**Task input**:
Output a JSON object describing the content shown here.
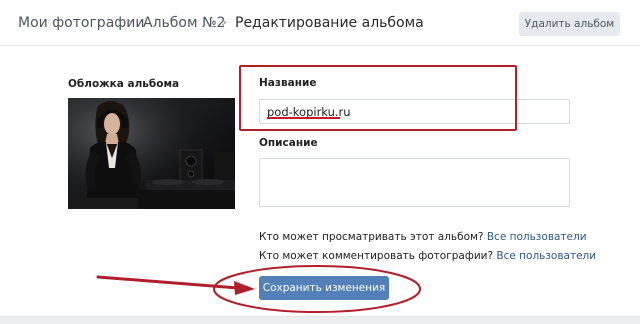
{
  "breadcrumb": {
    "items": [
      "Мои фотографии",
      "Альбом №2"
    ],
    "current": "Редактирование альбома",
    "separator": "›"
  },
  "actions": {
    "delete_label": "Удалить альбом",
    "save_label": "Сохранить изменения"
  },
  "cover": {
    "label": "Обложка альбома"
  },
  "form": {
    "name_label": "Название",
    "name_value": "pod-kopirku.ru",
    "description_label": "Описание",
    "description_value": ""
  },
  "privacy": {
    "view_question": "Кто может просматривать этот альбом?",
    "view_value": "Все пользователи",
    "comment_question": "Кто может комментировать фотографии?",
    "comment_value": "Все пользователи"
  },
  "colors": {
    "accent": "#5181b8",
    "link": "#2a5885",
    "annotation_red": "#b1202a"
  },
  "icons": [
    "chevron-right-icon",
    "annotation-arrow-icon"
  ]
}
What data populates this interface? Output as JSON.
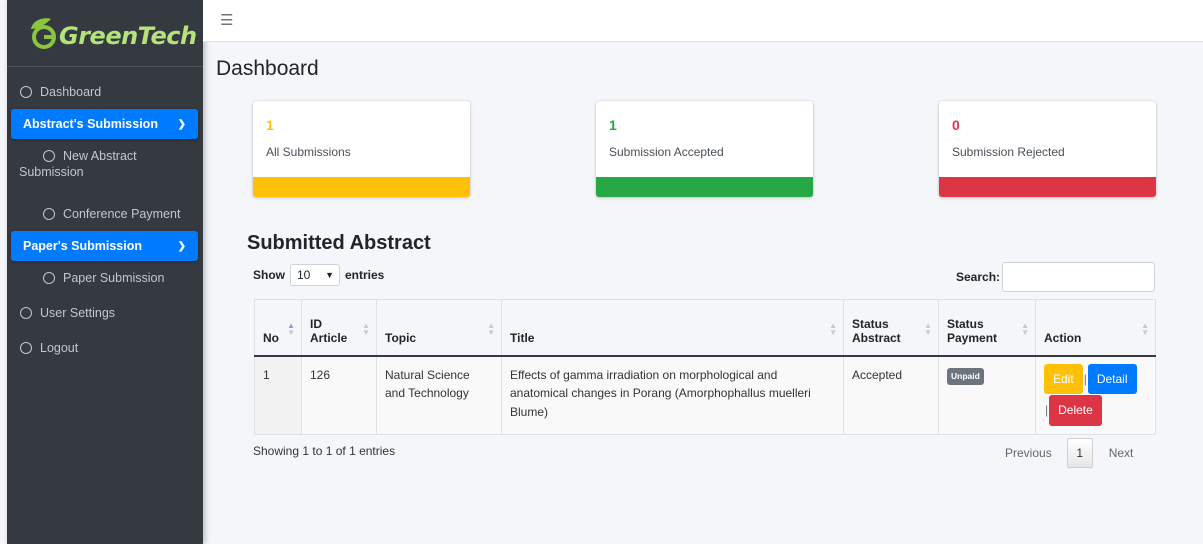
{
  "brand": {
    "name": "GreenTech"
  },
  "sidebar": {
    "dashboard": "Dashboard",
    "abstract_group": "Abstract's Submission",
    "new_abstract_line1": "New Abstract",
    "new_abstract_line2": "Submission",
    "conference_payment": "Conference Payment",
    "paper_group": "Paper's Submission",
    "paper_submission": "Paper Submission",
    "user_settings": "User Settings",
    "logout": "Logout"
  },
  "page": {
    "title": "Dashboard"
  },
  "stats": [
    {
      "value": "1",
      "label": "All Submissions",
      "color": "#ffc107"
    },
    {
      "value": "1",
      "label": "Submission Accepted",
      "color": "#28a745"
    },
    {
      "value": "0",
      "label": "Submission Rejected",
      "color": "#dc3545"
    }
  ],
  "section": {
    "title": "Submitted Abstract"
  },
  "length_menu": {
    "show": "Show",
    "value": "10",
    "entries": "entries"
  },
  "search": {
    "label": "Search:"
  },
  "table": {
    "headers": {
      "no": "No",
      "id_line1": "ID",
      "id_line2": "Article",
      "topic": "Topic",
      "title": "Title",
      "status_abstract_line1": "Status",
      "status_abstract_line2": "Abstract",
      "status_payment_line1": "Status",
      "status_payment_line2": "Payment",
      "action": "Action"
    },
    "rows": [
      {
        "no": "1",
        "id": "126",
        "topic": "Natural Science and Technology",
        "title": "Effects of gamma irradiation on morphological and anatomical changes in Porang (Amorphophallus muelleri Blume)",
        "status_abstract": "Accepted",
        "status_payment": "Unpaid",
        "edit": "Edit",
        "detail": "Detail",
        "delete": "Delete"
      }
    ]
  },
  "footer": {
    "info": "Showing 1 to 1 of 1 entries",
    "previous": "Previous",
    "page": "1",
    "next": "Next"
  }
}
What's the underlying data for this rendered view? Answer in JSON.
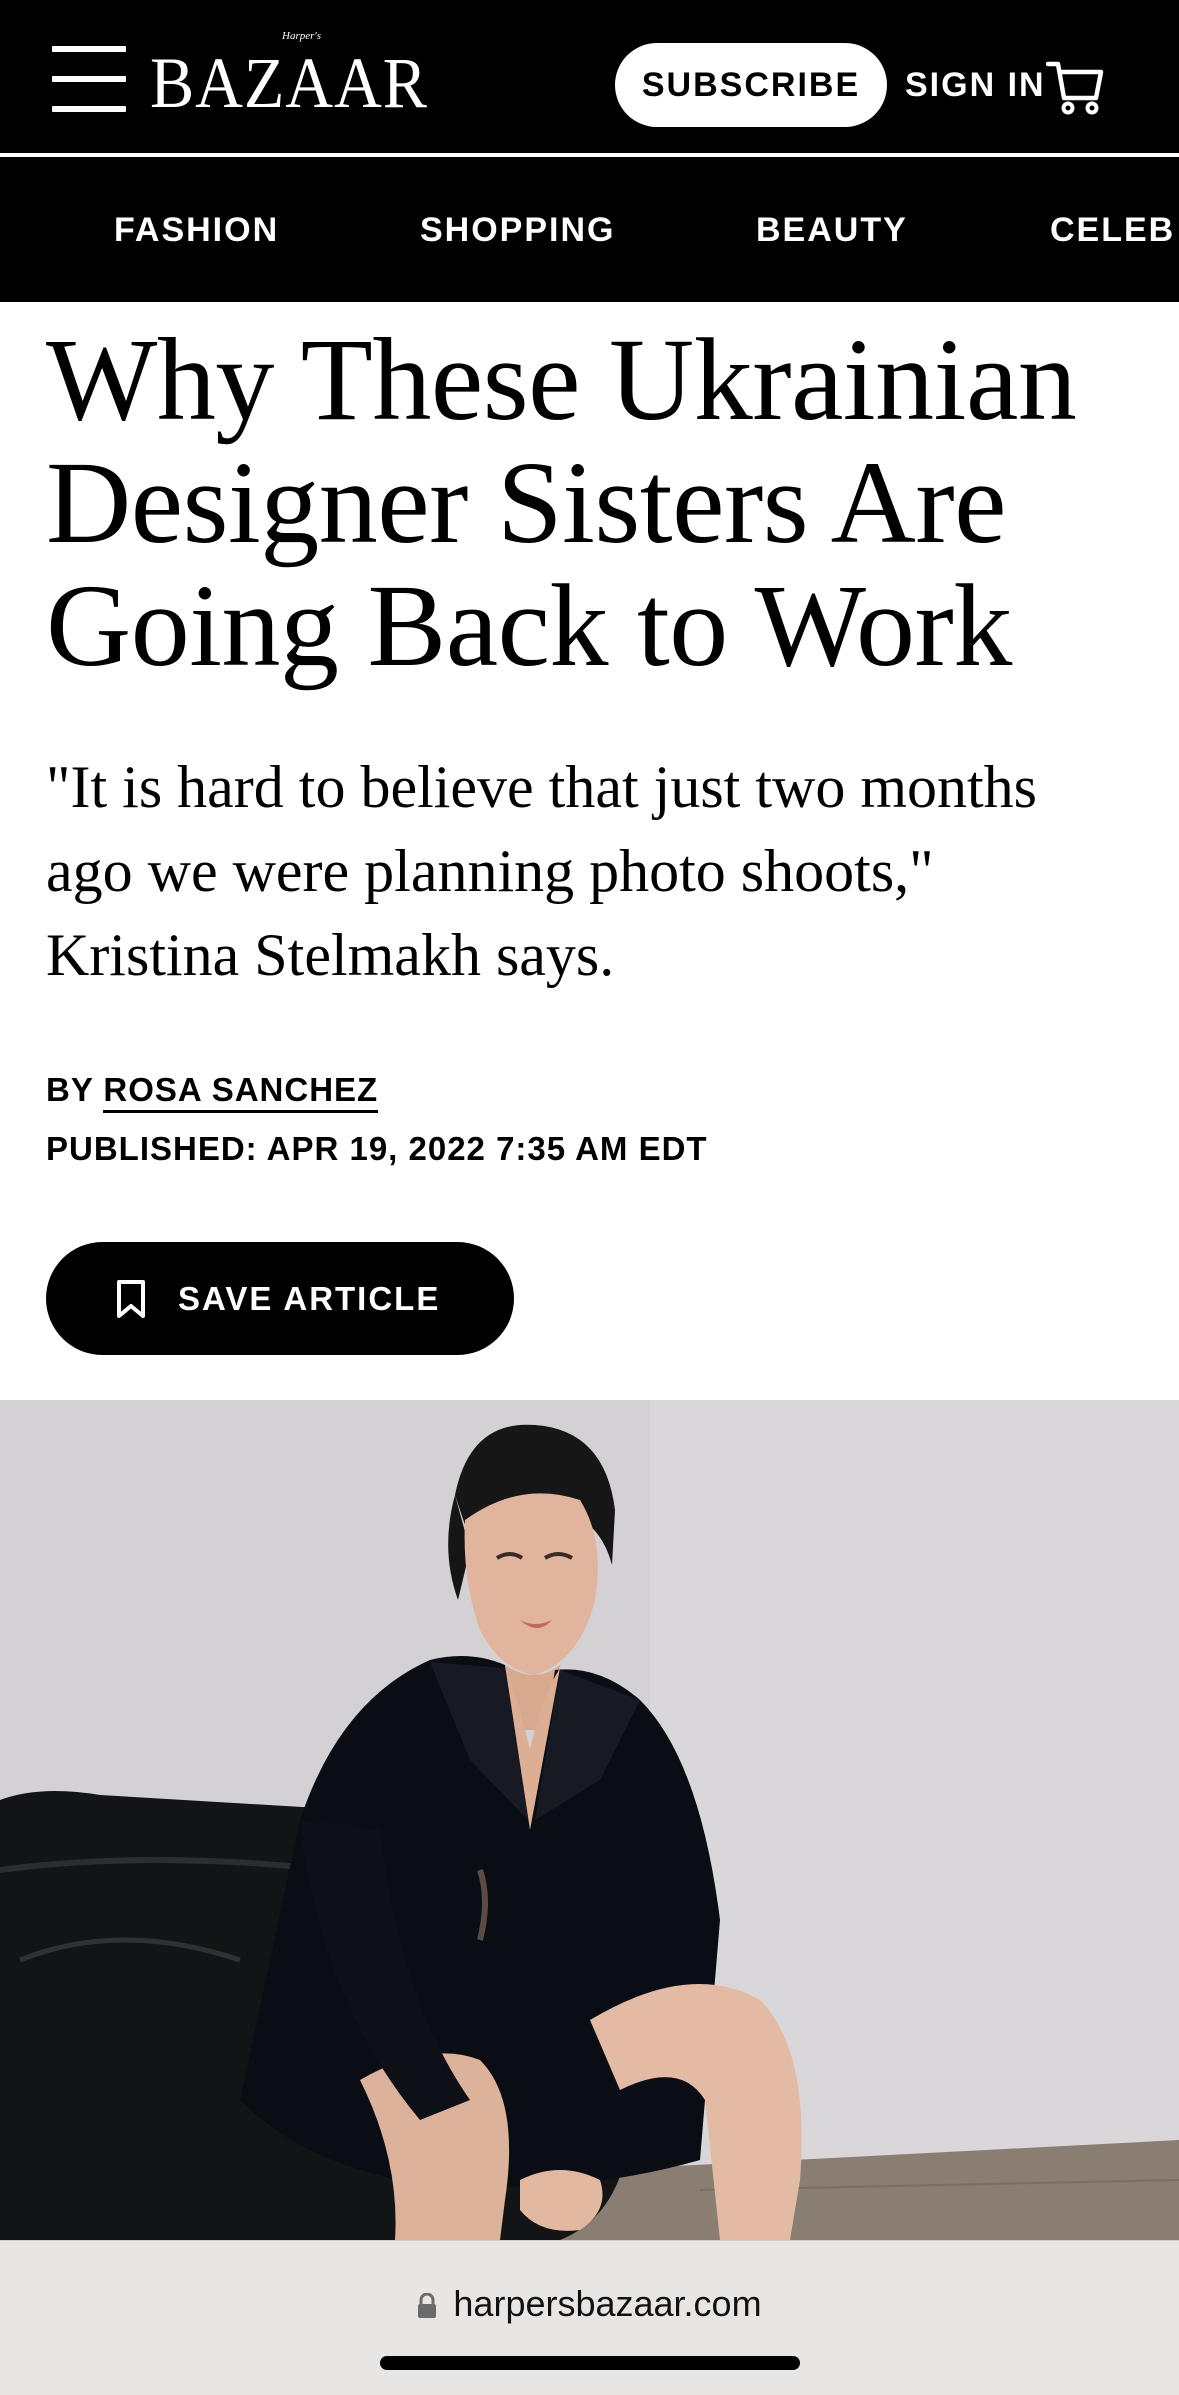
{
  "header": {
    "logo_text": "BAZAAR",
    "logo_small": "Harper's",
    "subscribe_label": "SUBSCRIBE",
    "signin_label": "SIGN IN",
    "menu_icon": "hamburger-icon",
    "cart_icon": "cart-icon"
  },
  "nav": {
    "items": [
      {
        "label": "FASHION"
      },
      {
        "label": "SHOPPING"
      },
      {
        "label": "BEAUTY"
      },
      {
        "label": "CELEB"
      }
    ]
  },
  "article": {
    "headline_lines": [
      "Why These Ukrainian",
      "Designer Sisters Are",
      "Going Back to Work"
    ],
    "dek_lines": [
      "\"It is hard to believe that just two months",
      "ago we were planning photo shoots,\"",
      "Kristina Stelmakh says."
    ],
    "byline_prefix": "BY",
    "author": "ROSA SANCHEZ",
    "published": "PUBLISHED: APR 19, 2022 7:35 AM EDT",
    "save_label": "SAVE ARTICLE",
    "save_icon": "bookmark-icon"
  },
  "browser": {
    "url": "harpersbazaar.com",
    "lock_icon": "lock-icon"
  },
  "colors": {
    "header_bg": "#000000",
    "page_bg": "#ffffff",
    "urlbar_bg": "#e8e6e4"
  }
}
--
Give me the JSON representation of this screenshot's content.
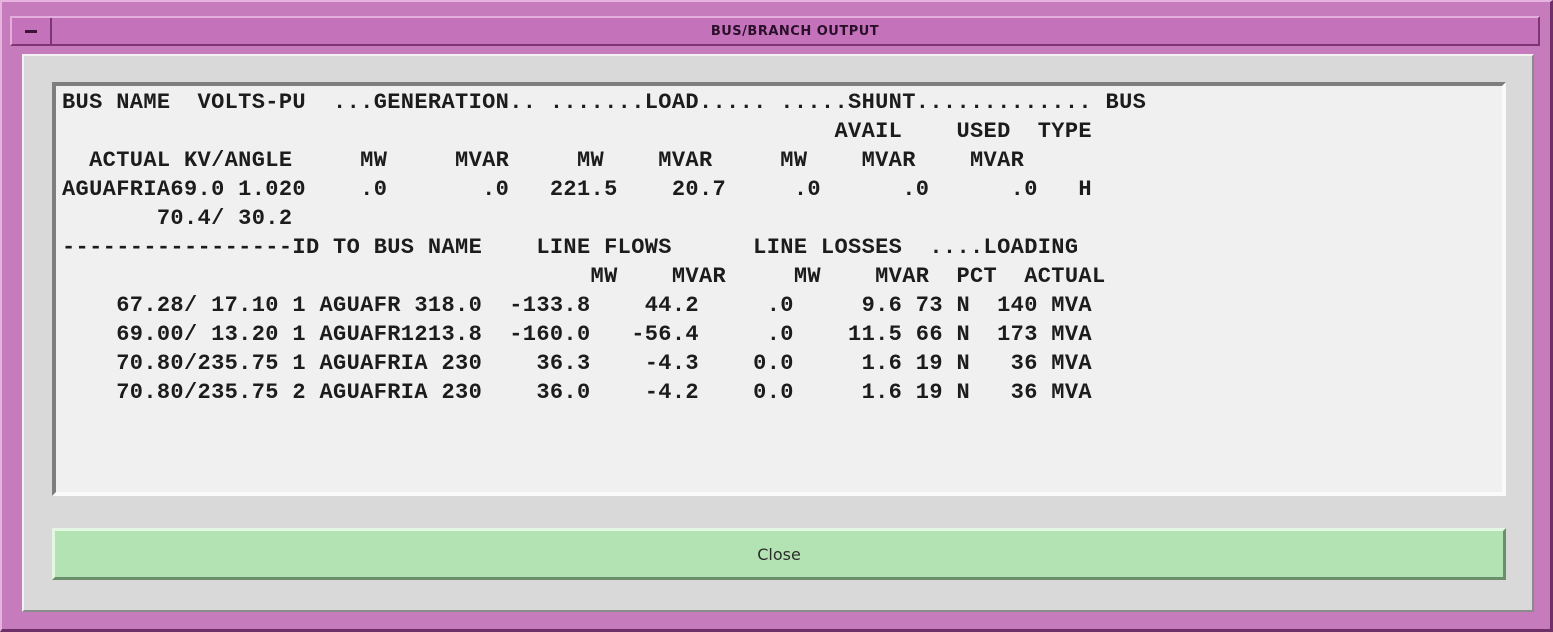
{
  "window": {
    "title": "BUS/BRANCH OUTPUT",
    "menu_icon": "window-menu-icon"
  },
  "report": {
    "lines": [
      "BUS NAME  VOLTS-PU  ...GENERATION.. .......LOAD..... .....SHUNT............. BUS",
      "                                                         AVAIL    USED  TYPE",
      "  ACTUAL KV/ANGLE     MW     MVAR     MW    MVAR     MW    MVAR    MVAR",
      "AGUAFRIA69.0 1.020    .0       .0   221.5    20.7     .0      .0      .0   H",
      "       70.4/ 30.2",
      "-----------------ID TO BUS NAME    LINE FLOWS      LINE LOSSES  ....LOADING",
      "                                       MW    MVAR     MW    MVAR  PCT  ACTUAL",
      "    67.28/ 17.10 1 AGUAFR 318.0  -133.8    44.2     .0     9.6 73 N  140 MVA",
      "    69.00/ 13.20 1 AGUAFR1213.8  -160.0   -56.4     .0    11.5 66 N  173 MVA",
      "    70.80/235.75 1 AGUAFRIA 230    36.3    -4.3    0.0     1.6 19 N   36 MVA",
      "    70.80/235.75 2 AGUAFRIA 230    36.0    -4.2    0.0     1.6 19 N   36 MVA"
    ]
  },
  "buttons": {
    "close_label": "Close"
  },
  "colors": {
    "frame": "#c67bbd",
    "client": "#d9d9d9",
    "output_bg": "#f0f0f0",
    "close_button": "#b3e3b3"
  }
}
--
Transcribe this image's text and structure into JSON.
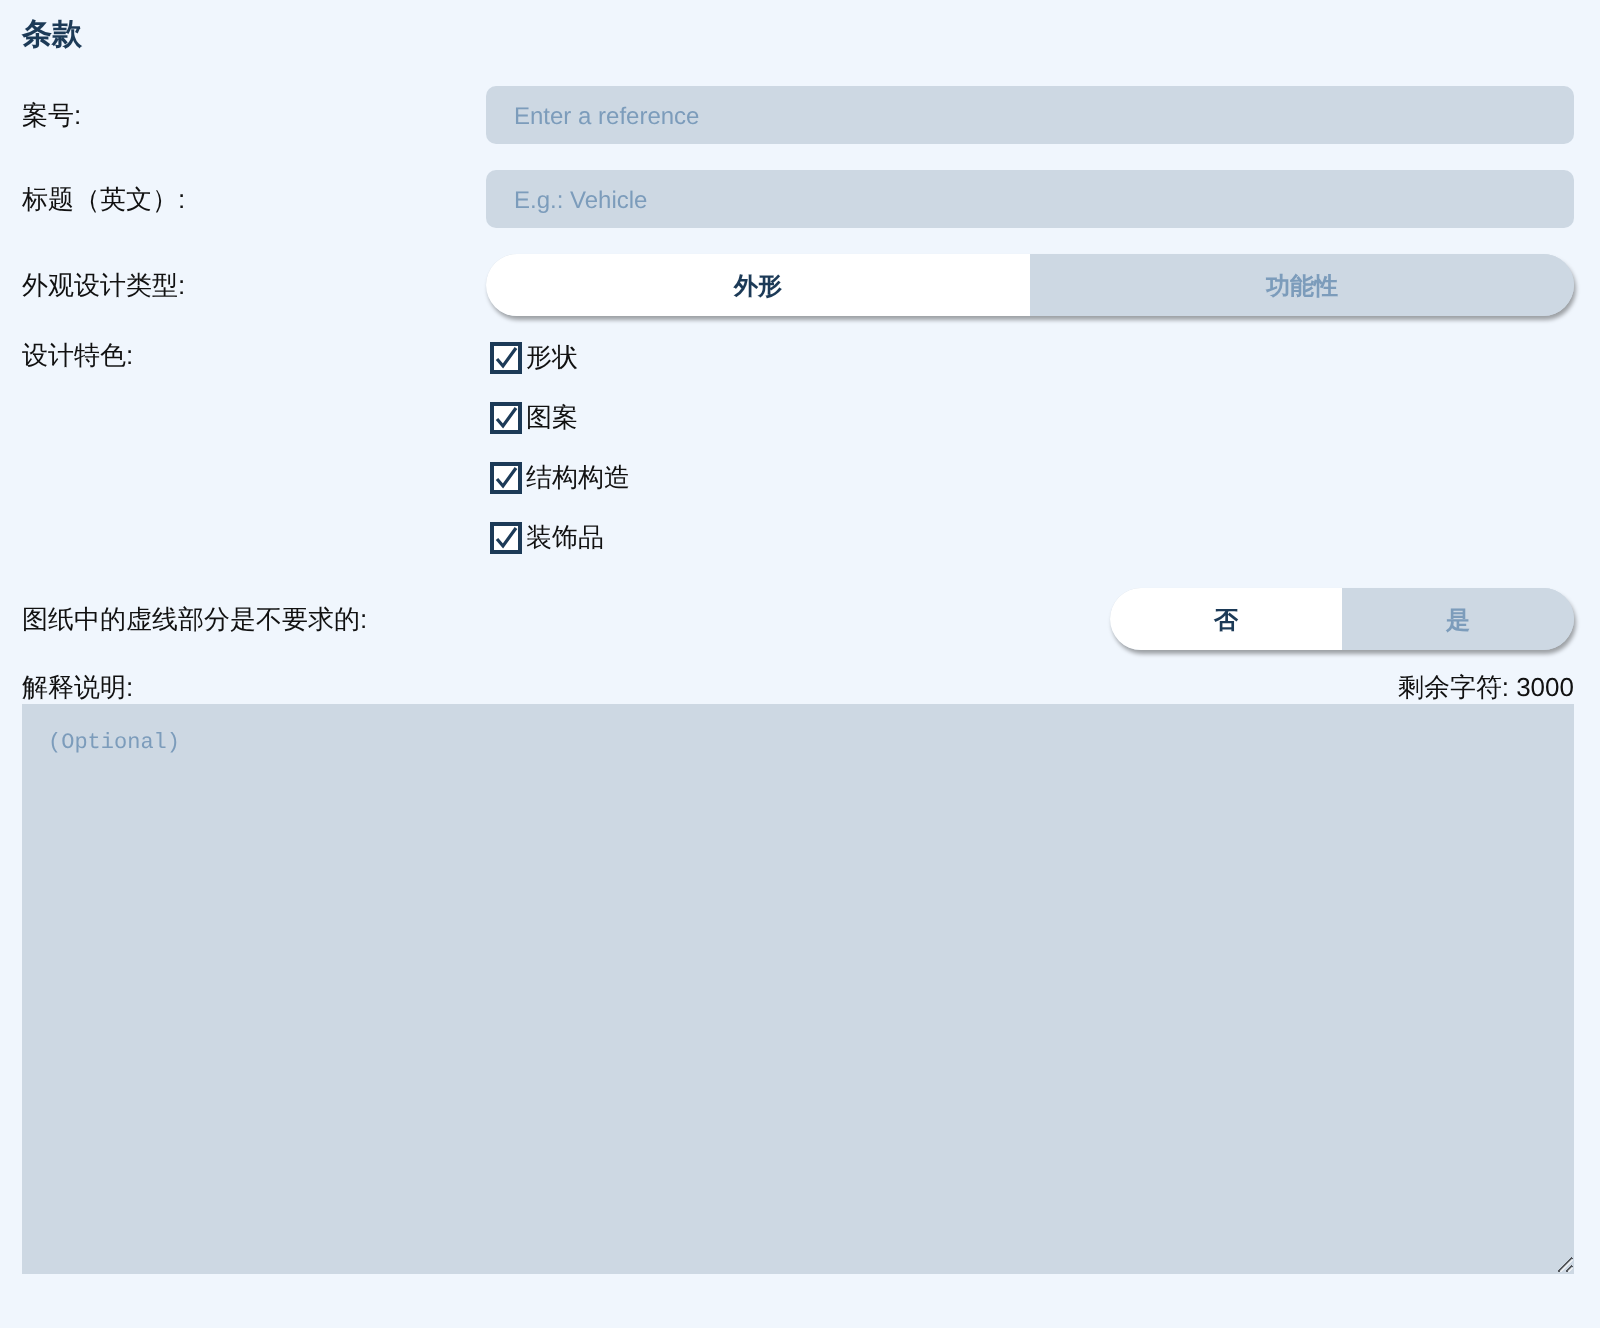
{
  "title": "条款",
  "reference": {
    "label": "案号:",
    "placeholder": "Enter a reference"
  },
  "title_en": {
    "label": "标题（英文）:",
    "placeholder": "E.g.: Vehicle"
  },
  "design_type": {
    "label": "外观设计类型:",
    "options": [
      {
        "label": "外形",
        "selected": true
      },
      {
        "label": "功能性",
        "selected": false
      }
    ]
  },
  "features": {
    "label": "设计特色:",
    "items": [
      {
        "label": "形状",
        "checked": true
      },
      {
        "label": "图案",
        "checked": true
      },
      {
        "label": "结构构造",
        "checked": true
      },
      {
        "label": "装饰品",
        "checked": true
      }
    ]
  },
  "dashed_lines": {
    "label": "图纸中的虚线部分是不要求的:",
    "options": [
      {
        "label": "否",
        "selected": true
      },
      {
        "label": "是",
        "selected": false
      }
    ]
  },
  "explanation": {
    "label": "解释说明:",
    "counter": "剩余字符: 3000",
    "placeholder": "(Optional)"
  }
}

**Goal**: Find the lines that include the string "data", then copy each of them.

**Task solution**:
What data populates this interface? Output as JSON.
What's the underlying data for this rendered view? Answer in JSON.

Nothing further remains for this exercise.